| Problem requirements |
Omit the pictures and output every entry below exactly as written.

*** Input ***

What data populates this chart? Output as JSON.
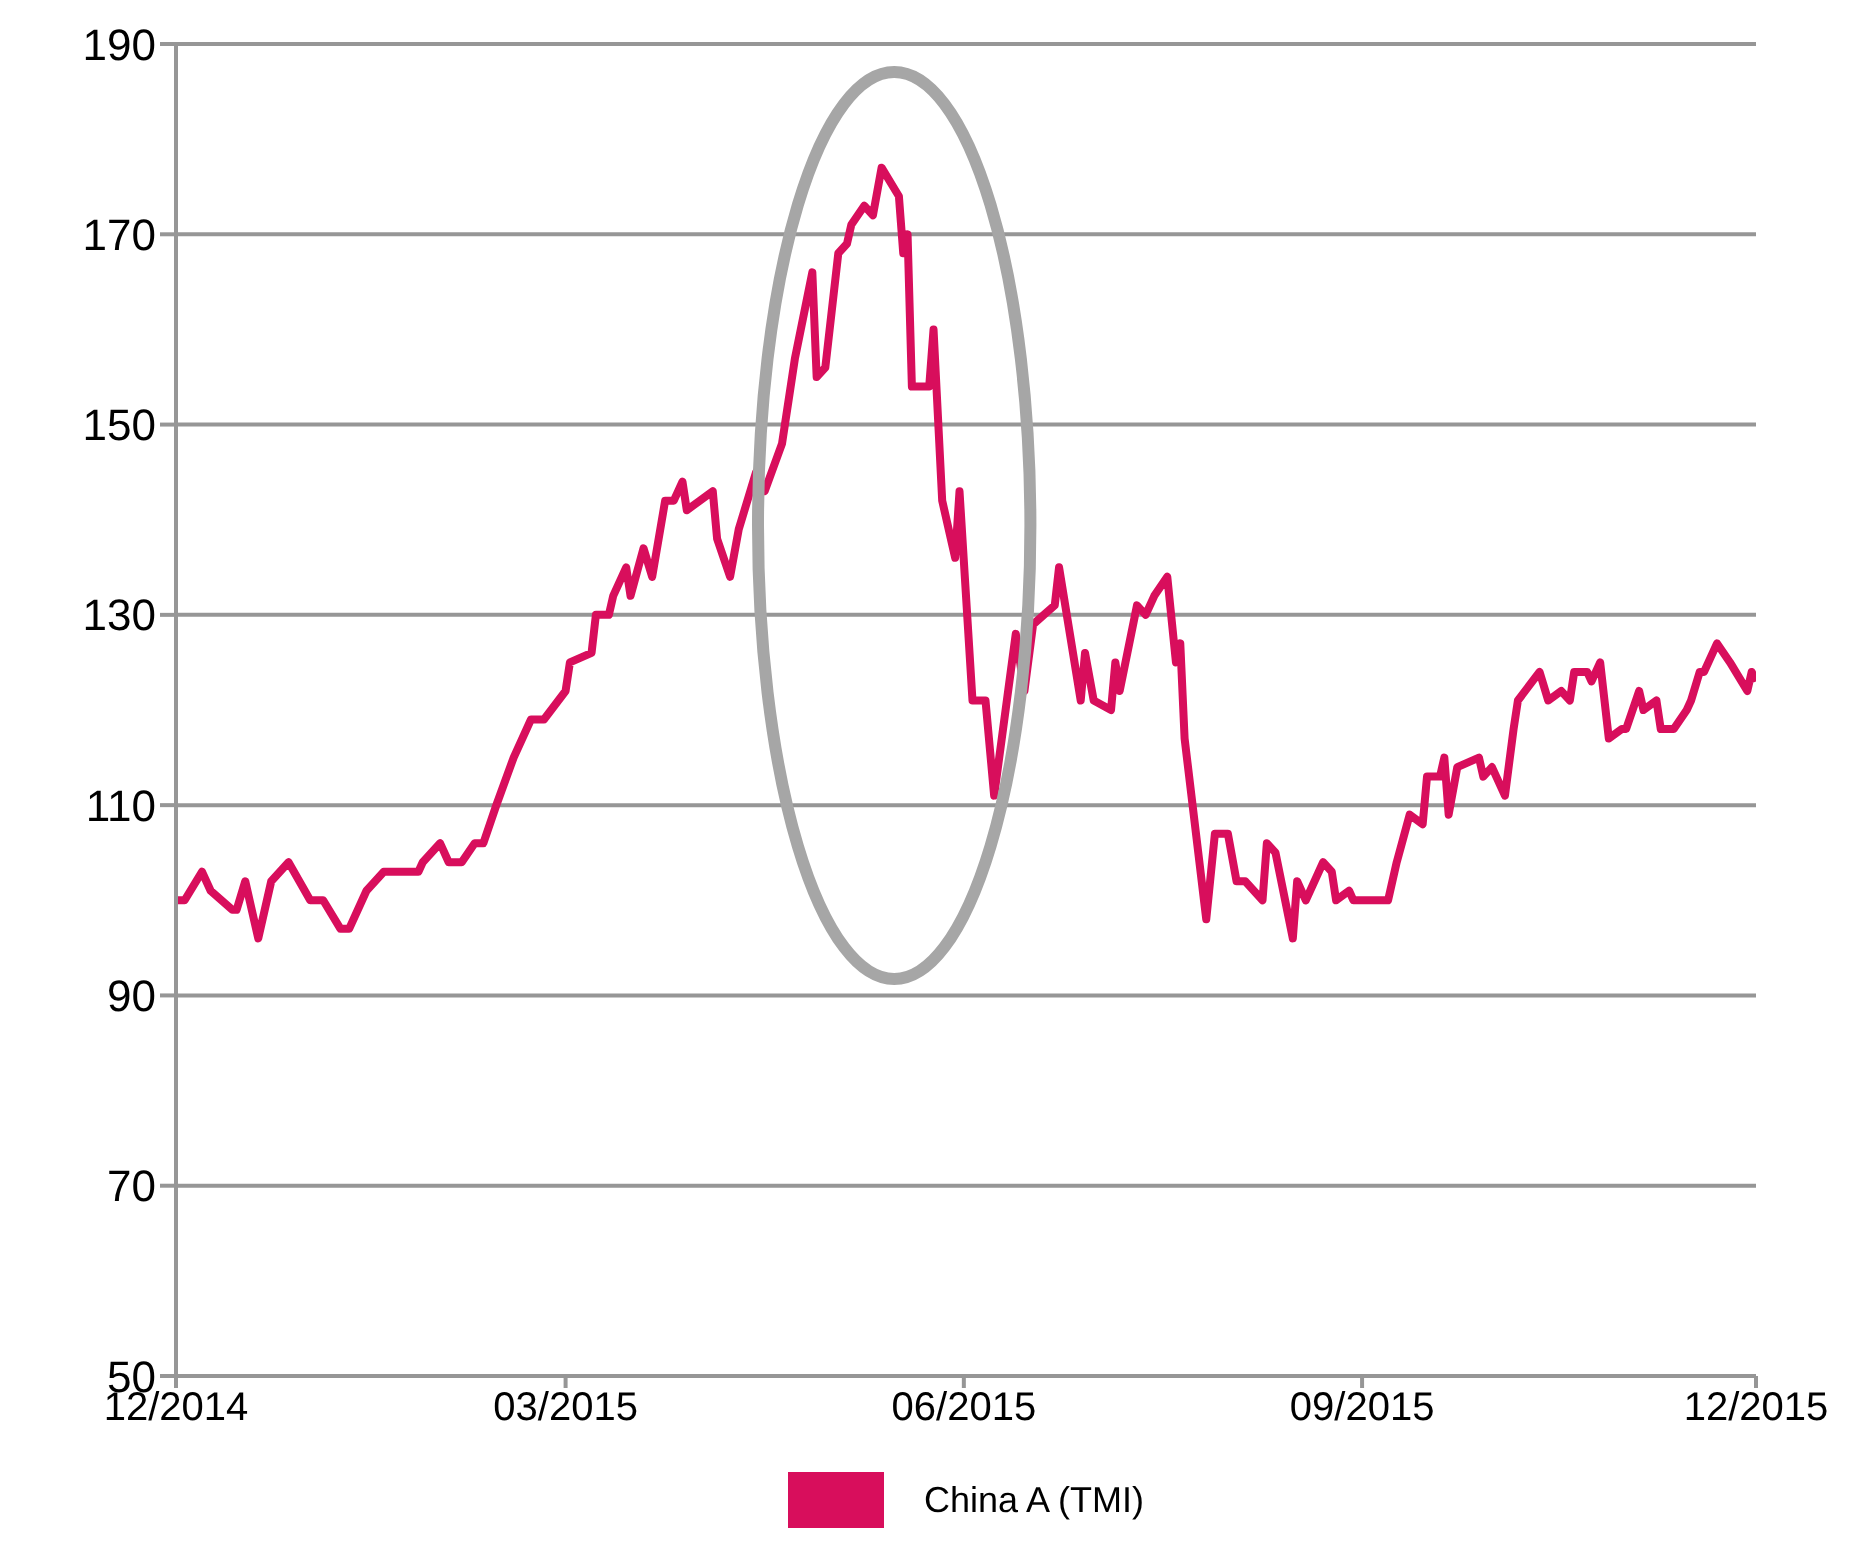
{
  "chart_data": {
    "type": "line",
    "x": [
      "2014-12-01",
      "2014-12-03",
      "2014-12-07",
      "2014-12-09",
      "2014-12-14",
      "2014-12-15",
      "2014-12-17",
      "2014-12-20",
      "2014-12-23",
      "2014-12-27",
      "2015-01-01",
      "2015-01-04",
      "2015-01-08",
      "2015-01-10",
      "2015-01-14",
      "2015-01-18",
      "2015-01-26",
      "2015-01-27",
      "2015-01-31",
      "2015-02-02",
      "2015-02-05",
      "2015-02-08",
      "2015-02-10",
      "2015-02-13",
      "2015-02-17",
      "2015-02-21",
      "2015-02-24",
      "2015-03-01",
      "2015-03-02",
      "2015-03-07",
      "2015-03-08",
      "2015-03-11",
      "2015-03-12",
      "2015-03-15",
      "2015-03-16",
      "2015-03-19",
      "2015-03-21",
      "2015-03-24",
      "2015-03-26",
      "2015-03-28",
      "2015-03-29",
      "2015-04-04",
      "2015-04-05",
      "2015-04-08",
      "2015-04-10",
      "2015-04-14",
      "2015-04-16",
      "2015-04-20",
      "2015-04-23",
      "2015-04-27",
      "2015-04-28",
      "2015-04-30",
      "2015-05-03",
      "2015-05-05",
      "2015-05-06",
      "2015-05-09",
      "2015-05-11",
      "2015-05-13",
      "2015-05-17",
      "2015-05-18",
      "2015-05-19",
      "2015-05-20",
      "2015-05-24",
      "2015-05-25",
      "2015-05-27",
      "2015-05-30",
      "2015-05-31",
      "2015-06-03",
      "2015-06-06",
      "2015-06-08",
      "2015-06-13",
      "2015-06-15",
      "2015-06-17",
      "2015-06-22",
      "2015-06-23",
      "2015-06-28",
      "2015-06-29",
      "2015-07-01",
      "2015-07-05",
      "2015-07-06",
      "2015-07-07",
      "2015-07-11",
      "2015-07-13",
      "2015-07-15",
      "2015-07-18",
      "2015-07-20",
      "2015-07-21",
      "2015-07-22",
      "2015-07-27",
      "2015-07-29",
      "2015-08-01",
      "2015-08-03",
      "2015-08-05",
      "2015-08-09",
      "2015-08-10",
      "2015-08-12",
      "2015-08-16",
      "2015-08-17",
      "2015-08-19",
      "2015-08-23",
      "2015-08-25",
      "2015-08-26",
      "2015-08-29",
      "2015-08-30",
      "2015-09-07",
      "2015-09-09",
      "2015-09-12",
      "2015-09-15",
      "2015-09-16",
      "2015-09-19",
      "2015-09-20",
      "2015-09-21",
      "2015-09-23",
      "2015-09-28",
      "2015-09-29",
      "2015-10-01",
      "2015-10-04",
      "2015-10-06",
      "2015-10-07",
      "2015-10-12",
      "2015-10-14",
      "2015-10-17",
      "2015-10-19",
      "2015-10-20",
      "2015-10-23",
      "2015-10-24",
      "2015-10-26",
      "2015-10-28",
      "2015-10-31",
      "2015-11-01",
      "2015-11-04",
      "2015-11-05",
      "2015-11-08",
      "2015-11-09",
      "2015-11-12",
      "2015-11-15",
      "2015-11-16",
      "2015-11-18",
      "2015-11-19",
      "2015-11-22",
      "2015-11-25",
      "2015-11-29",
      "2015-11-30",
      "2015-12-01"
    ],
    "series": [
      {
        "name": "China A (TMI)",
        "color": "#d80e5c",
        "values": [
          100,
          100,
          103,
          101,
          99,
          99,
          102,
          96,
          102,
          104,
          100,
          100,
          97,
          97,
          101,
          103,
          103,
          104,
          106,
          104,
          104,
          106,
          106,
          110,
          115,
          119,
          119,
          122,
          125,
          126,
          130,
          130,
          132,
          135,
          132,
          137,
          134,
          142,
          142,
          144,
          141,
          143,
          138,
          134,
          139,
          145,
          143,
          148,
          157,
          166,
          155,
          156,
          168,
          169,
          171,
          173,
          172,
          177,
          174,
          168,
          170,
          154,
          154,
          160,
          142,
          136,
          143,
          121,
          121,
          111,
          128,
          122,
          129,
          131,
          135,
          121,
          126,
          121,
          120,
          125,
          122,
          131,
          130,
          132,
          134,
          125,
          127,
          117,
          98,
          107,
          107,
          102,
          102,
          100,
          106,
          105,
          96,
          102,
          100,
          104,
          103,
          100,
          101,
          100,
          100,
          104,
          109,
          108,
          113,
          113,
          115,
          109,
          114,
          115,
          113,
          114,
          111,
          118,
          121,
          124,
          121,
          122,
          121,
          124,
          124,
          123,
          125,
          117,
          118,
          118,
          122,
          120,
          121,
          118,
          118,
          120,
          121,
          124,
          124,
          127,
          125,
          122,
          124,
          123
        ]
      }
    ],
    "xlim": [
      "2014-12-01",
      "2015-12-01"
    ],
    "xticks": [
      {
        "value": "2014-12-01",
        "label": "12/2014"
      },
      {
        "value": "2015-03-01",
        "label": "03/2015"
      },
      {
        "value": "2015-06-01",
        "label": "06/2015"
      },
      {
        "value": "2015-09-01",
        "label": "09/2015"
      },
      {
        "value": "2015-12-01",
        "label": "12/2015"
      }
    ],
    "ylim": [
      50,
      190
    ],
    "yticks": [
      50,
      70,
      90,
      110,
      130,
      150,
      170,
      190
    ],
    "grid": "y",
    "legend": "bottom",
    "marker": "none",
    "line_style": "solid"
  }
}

***

| Answer to this task |
What data populates this chart? Output as JSON.
{
  "chart_data": {
    "type": "line",
    "x": [
      "2014-12-01",
      "2014-12-03",
      "2014-12-07",
      "2014-12-09",
      "2014-12-14",
      "2014-12-15",
      "2014-12-17",
      "2014-12-20",
      "2014-12-23",
      "2014-12-27",
      "2015-01-01",
      "2015-01-04",
      "2015-01-08",
      "2015-01-10",
      "2015-01-14",
      "2015-01-18",
      "2015-01-26",
      "2015-01-27",
      "2015-01-31",
      "2015-02-02",
      "2015-02-05",
      "2015-02-08",
      "2015-02-10",
      "2015-02-13",
      "2015-02-17",
      "2015-02-21",
      "2015-02-24",
      "2015-03-01",
      "2015-03-02",
      "2015-03-07",
      "2015-03-08",
      "2015-03-11",
      "2015-03-12",
      "2015-03-15",
      "2015-03-16",
      "2015-03-19",
      "2015-03-21",
      "2015-03-24",
      "2015-03-26",
      "2015-03-28",
      "2015-03-29",
      "2015-04-04",
      "2015-04-05",
      "2015-04-08",
      "2015-04-10",
      "2015-04-14",
      "2015-04-16",
      "2015-04-20",
      "2015-04-23",
      "2015-04-27",
      "2015-04-28",
      "2015-04-30",
      "2015-05-03",
      "2015-05-05",
      "2015-05-06",
      "2015-05-09",
      "2015-05-11",
      "2015-05-13",
      "2015-05-17",
      "2015-05-18",
      "2015-05-19",
      "2015-05-20",
      "2015-05-24",
      "2015-05-25",
      "2015-05-27",
      "2015-05-30",
      "2015-05-31",
      "2015-06-03",
      "2015-06-06",
      "2015-06-08",
      "2015-06-13",
      "2015-06-15",
      "2015-06-17",
      "2015-06-22",
      "2015-06-23",
      "2015-06-28",
      "2015-06-29",
      "2015-07-01",
      "2015-07-05",
      "2015-07-06",
      "2015-07-07",
      "2015-07-11",
      "2015-07-13",
      "2015-07-15",
      "2015-07-18",
      "2015-07-20",
      "2015-07-21",
      "2015-07-22",
      "2015-07-27",
      "2015-07-29",
      "2015-08-01",
      "2015-08-03",
      "2015-08-05",
      "2015-08-09",
      "2015-08-10",
      "2015-08-12",
      "2015-08-16",
      "2015-08-17",
      "2015-08-19",
      "2015-08-23",
      "2015-08-25",
      "2015-08-26",
      "2015-08-29",
      "2015-08-30",
      "2015-09-07",
      "2015-09-09",
      "2015-09-12",
      "2015-09-15",
      "2015-09-16",
      "2015-09-19",
      "2015-09-20",
      "2015-09-21",
      "2015-09-23",
      "2015-09-28",
      "2015-09-29",
      "2015-10-01",
      "2015-10-04",
      "2015-10-06",
      "2015-10-07",
      "2015-10-12",
      "2015-10-14",
      "2015-10-17",
      "2015-10-19",
      "2015-10-20",
      "2015-10-23",
      "2015-10-24",
      "2015-10-26",
      "2015-10-28",
      "2015-10-31",
      "2015-11-01",
      "2015-11-04",
      "2015-11-05",
      "2015-11-08",
      "2015-11-09",
      "2015-11-12",
      "2015-11-15",
      "2015-11-16",
      "2015-11-18",
      "2015-11-19",
      "2015-11-22",
      "2015-11-25",
      "2015-11-29",
      "2015-11-30",
      "2015-12-01"
    ],
    "series": [
      {
        "name": "China A (TMI)",
        "color": "#d80e5c",
        "values": [
          100,
          100,
          103,
          101,
          99,
          99,
          102,
          96,
          102,
          104,
          100,
          100,
          97,
          97,
          101,
          103,
          103,
          104,
          106,
          104,
          104,
          106,
          106,
          110,
          115,
          119,
          119,
          122,
          125,
          126,
          130,
          130,
          132,
          135,
          132,
          137,
          134,
          142,
          142,
          144,
          141,
          143,
          138,
          134,
          139,
          145,
          143,
          148,
          157,
          166,
          155,
          156,
          168,
          169,
          171,
          173,
          172,
          177,
          174,
          168,
          170,
          154,
          154,
          160,
          142,
          136,
          143,
          121,
          121,
          111,
          128,
          122,
          129,
          131,
          135,
          121,
          126,
          121,
          120,
          125,
          122,
          131,
          130,
          132,
          134,
          125,
          127,
          117,
          98,
          107,
          107,
          102,
          102,
          100,
          106,
          105,
          96,
          102,
          100,
          104,
          103,
          100,
          101,
          100,
          100,
          104,
          109,
          108,
          113,
          113,
          115,
          109,
          114,
          115,
          113,
          114,
          111,
          118,
          121,
          124,
          121,
          122,
          121,
          124,
          124,
          123,
          125,
          117,
          118,
          118,
          122,
          120,
          121,
          118,
          118,
          120,
          121,
          124,
          124,
          127,
          125,
          122,
          124,
          123
        ]
      }
    ],
    "xlim": [
      "2014-12-01",
      "2015-12-01"
    ],
    "xticks": [
      {
        "value": "2014-12-01",
        "label": "12/2014"
      },
      {
        "value": "2015-03-01",
        "label": "03/2015"
      },
      {
        "value": "2015-06-01",
        "label": "06/2015"
      },
      {
        "value": "2015-09-01",
        "label": "09/2015"
      },
      {
        "value": "2015-12-01",
        "label": "12/2015"
      }
    ],
    "ylim": [
      50,
      190
    ],
    "yticks": [
      50,
      70,
      90,
      110,
      130,
      150,
      170,
      190
    ],
    "grid": "y",
    "legend": "bottom",
    "marker": "none",
    "line_style": "solid"
  }
}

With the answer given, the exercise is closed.